- [What you should do] Extract the stretch of lines that starts at the line with "Output the text content of this document." and ends at the last line of the data below. Give it exactly, without pictures.

──────── Given data ────────

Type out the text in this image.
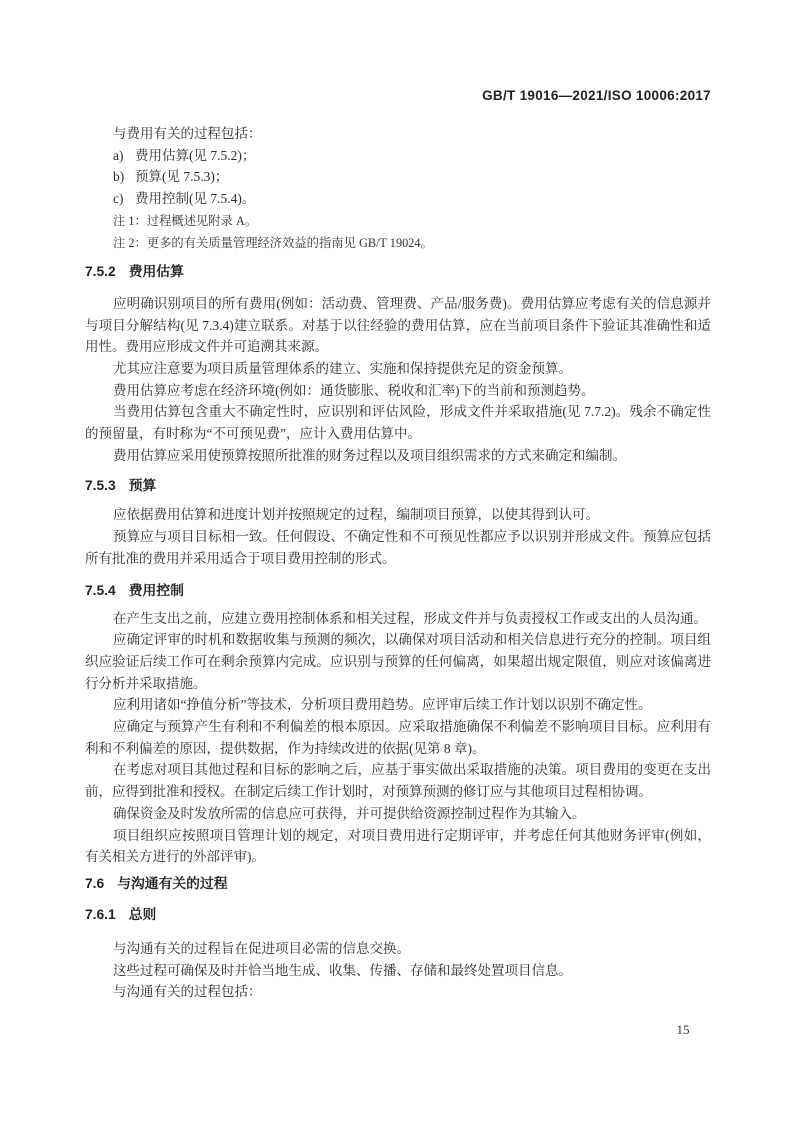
GB/T 19016—2021/ISO 10006:2017

与费用有关的过程包括：

a) 费用估算(见 7.5.2)；
b) 预算(见 7.5.3)；
c) 费用控制(见 7.5.4)。

注 1：过程概述见附录 A。

注 2：更多的有关质量管理经济效益的指南见 GB/T 19024。

7.5.2 费用估算

应明确识别项目的所有费用(例如：活动费、管理费、产品/服务费)。费用估算应考虑有关的信息源并与项目分解结构(见 7.3.4)建立联系。对基于以往经验的费用估算，应在当前项目条件下验证其准确性和适用性。费用应形成文件并可追溯其来源。

尤其应注意要为项目质量管理体系的建立、实施和保持提供充足的资金预算。

费用估算应考虑在经济环境(例如：通货膨胀、税收和汇率)下的当前和预测趋势。

当费用估算包含重大不确定性时，应识别和评估风险，形成文件并采取措施(见 7.7.2)。残余不确定性的预留量，有时称为“不可预见费”，应计入费用估算中。

费用估算应采用使预算按照所批准的财务过程以及项目组织需求的方式来确定和编制。

7.5.3 预算

应依据费用估算和进度计划并按照规定的过程，编制项目预算，以使其得到认可。

预算应与项目目标相一致。任何假设、不确定性和不可预见性都应予以识别并形成文件。预算应包括所有批准的费用并采用适合于项目费用控制的形式。

7.5.4 费用控制

在产生支出之前，应建立费用控制体系和相关过程，形成文件并与负责授权工作或支出的人员沟通。

应确定评审的时机和数据收集与预测的频次，以确保对项目活动和相关信息进行充分的控制。项目组织应验证后续工作可在剩余预算内完成。应识别与预算的任何偏离，如果超出规定限值，则应对该偏离进行分析并采取措施。

应利用诸如“挣值分析”等技术，分析项目费用趋势。应评审后续工作计划以识别不确定性。

应确定与预算产生有利和不利偏差的根本原因。应采取措施确保不利偏差不影响项目目标。应利用有利和不利偏差的原因，提供数据，作为持续改进的依据(见第 8 章)。

在考虑对项目其他过程和目标的影响之后，应基于事实做出采取措施的决策。项目费用的变更在支出前，应得到批准和授权。在制定后续工作计划时，对预算预测的修订应与其他项目过程相协调。

确保资金及时发放所需的信息应可获得，并可提供给资源控制过程作为其输入。

项目组织应按照项目管理计划的规定，对项目费用进行定期评审，并考虑任何其他财务评审(例如，有关相关方进行的外部评审)。

7.6 与沟通有关的过程
7.6.1 总则

与沟通有关的过程旨在促进项目必需的信息交换。

这些过程可确保及时并恰当地生成、收集、传播、存储和最终处置项目信息。

与沟通有关的过程包括：

15
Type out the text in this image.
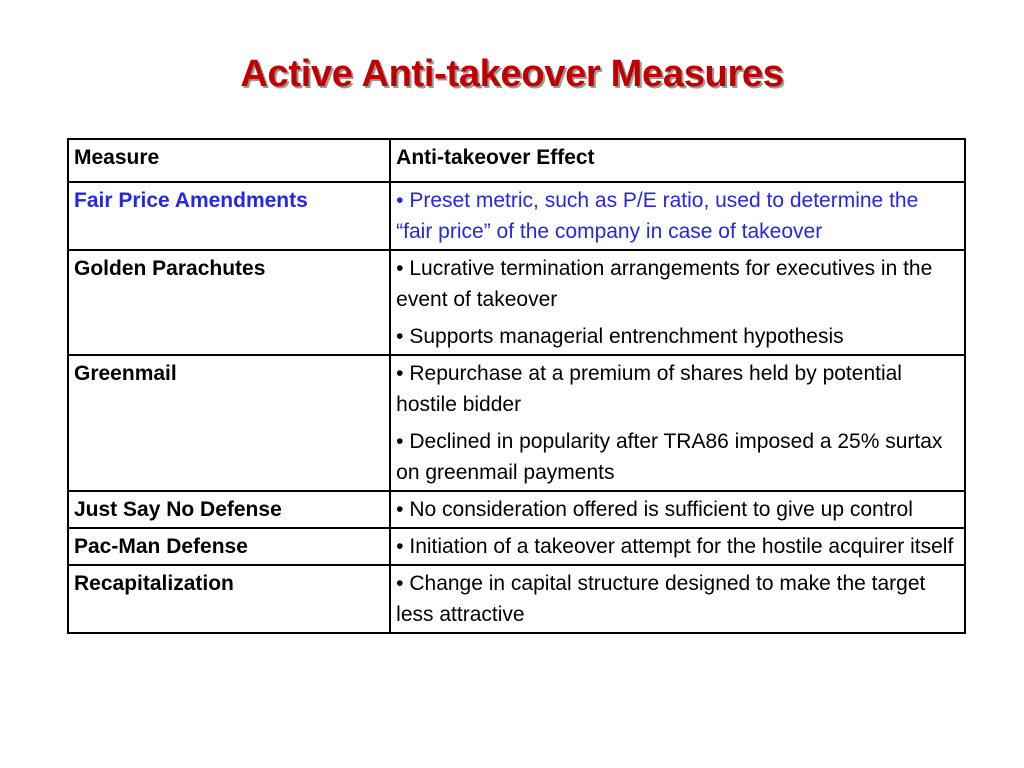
Active Anti-takeover Measures
Measure	Anti-takeover Effect
Fair Price Amendments	• Preset metric, such as P/E ratio, used to determine the “fair price” of the company in case of takeover

Golden Parachutes	• Lucrative termination arrangements for executives in the event of takeover

• Supports managerial entrenchment hypothesis

Greenmail	• Repurchase at a premium of shares held by potential hostile bidder

• Declined in popularity after TRA86 imposed a 25% surtax on greenmail payments

Just Say No Defense	• No consideration offered is sufficient to give up control

Pac-Man Defense	• Initiation of a takeover attempt for the hostile acquirer itself

Recapitalization	• Change in capital structure designed to make the target less attractive
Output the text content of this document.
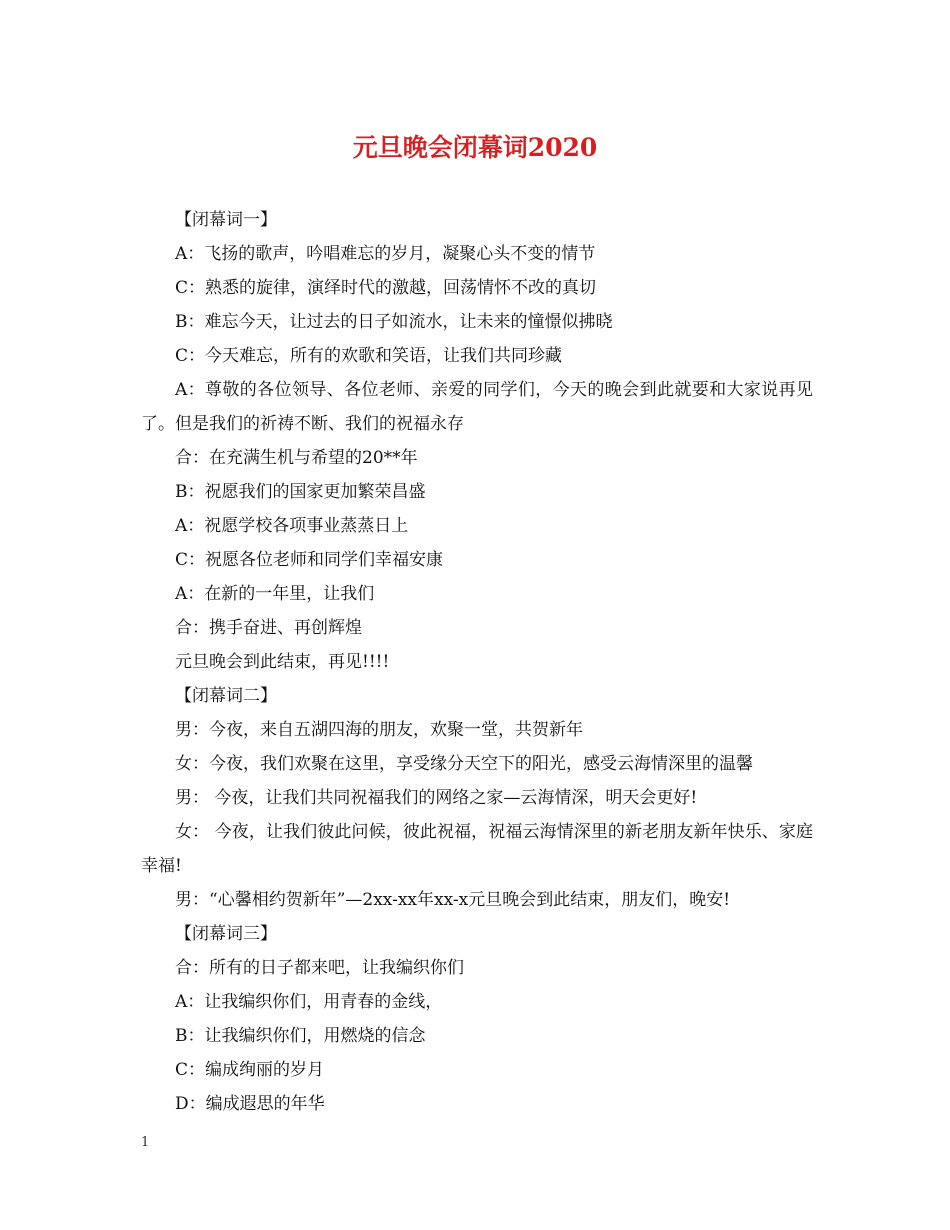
元旦晚会闭幕词2020

【闭幕词一】

A：飞扬的歌声，吟唱难忘的岁月，凝聚心头不变的情节

C：熟悉的旋律，演绎时代的激越，回荡情怀不改的真切

B：难忘今天，让过去的日子如流水，让未来的憧憬似拂晓

C：今天难忘，所有的欢歌和笑语，让我们共同珍藏

A：尊敬的各位领导、各位老师、亲爱的同学们，今天的晚会到此就要和大家说再见了。但是我们的祈祷不断、我们的祝福永存

合：在充满生机与希望的20**年

B：祝愿我们的国家更加繁荣昌盛

A：祝愿学校各项事业蒸蒸日上

C：祝愿各位老师和同学们幸福安康

A：在新的一年里，让我们

合：携手奋进、再创辉煌

元旦晚会到此结束，再见!!!!

【闭幕词二】

男：今夜，来自五湖四海的朋友，欢聚一堂，共贺新年

女：今夜，我们欢聚在这里，享受缘分天空下的阳光，感受云海情深里的温馨

男： 今夜，让我们共同祝福我们的网络之家—云海情深，明天会更好!

女： 今夜，让我们彼此问候，彼此祝福，祝福云海情深里的新老朋友新年快乐、家庭幸福!

男：“心馨相约贺新年”—2xx-xx年xx-x元旦晚会到此结束，朋友们，晚安!

【闭幕词三】

合：所有的日子都来吧，让我编织你们

A：让我编织你们，用青春的金线，

B：让我编织你们，用燃烧的信念

C：编成绚丽的岁月

D：编成遐思的年华

1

────────

- [Answer for this exercise]
Output the text content of this document.
元旦晚会闭幕词2020

【闭幕词一】

A：飞扬的歌声，吟唱难忘的岁月，凝聚心头不变的情节

C：熟悉的旋律，演绎时代的激越，回荡情怀不改的真切

B：难忘今天，让过去的日子如流水，让未来的憧憬似拂晓

C：今天难忘，所有的欢歌和笑语，让我们共同珍藏

A：尊敬的各位领导、各位老师、亲爱的同学们，今天的晚会到此就要和大家说再见了。但是我们的祈祷不断、我们的祝福永存

合：在充满生机与希望的20**年

B：祝愿我们的国家更加繁荣昌盛

A：祝愿学校各项事业蒸蒸日上

C：祝愿各位老师和同学们幸福安康

A：在新的一年里，让我们

合：携手奋进、再创辉煌

元旦晚会到此结束，再见!!!!

【闭幕词二】

男：今夜，来自五湖四海的朋友，欢聚一堂，共贺新年

女：今夜，我们欢聚在这里，享受缘分天空下的阳光，感受云海情深里的温馨

男： 今夜，让我们共同祝福我们的网络之家—云海情深，明天会更好!

女： 今夜，让我们彼此问候，彼此祝福，祝福云海情深里的新老朋友新年快乐、家庭幸福!

男：“心馨相约贺新年”—2xx-xx年xx-x元旦晚会到此结束，朋友们，晚安!

【闭幕词三】

合：所有的日子都来吧，让我编织你们

A：让我编织你们，用青春的金线，

B：让我编织你们，用燃烧的信念

C：编成绚丽的岁月

D：编成遐思的年华

1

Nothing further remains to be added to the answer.